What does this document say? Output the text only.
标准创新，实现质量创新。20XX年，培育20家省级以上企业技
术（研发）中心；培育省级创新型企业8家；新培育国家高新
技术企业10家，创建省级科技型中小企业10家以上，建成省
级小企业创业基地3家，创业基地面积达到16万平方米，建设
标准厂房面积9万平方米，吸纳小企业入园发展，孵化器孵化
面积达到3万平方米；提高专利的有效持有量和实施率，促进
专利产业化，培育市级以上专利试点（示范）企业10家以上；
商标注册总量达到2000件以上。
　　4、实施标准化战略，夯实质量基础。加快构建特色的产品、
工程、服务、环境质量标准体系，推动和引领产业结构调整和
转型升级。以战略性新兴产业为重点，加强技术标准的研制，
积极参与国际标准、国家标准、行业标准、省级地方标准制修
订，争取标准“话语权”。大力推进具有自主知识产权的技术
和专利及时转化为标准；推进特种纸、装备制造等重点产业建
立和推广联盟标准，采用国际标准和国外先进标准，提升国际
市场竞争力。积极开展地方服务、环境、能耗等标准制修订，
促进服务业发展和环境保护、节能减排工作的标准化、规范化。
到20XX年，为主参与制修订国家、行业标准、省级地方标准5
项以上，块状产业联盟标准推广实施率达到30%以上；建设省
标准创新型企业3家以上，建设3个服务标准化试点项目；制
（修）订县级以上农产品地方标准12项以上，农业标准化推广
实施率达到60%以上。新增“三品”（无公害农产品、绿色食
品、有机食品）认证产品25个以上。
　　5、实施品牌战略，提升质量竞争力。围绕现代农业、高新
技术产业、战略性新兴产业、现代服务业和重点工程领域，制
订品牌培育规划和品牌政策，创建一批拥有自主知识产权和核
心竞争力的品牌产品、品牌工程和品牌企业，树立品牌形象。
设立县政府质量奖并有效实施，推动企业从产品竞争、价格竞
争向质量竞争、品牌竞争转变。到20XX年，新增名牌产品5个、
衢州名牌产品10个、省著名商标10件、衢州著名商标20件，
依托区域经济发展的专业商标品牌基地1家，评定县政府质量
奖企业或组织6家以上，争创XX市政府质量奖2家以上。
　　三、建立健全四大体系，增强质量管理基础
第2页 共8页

* * * * *

*AIM:*
Show, from the listing above, each line that contains the word "行业标准".

*COMPLETE OUTPUT:*
积极参与国际标准、国家标准、行业标准、省级地方标准制修
到20XX年，为主参与制修订国家、行业标准、省级地方标准5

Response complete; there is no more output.